What to do:
Tally the lines below that contain "asparagus". The number is the whole answer.

[BEGIN Records supplied]

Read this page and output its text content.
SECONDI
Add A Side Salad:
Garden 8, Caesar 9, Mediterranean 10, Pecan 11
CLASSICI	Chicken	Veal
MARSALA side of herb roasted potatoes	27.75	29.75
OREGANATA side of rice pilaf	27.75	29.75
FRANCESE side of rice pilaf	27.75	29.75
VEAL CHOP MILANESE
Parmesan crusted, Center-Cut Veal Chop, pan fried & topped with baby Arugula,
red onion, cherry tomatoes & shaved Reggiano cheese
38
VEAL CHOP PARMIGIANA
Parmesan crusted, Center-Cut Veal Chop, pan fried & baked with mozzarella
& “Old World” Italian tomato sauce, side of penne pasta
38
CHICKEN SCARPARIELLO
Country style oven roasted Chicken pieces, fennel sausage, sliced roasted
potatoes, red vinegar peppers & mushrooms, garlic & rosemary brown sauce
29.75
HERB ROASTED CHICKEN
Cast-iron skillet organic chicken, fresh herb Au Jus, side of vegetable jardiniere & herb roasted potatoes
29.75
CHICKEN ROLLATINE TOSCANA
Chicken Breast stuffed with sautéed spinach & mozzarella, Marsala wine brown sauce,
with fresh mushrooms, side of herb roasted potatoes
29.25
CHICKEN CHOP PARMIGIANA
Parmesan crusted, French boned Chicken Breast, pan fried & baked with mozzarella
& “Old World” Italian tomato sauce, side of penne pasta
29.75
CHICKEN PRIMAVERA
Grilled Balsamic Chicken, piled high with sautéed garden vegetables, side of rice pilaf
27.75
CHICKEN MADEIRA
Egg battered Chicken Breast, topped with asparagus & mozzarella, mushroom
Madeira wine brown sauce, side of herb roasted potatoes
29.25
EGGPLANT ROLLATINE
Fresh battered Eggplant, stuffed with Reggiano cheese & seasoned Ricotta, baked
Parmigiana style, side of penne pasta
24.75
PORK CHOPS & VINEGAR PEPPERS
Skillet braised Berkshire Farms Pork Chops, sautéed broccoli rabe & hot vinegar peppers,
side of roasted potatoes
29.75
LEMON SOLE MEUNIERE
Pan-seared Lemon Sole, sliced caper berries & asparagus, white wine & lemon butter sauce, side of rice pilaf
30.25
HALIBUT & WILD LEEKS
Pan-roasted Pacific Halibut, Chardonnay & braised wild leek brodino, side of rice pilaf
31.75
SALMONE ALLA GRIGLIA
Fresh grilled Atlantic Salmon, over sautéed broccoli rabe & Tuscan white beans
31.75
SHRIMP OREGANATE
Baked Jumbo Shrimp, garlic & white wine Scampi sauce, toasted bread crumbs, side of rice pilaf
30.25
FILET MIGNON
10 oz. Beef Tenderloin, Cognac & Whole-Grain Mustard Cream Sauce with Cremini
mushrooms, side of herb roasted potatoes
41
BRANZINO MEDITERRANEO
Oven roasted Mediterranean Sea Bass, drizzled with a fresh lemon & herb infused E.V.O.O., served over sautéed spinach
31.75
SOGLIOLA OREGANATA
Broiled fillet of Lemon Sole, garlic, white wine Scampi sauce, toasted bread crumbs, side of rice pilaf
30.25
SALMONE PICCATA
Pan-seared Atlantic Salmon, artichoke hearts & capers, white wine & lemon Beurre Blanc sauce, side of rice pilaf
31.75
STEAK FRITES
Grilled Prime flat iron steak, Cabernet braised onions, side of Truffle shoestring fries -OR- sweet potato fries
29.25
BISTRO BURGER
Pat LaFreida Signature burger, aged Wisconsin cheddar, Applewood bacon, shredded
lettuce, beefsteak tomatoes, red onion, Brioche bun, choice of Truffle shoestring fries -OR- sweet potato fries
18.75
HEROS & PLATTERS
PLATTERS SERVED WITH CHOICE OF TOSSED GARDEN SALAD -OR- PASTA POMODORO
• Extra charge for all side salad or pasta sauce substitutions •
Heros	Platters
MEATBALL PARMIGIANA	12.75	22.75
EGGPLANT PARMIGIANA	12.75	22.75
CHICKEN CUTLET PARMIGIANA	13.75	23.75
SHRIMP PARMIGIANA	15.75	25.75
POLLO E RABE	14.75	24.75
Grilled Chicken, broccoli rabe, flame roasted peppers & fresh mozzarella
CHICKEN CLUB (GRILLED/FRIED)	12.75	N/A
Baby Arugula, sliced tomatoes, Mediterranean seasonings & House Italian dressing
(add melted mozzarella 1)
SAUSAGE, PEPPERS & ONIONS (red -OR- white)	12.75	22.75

[END Records supplied]

Response to this task:
2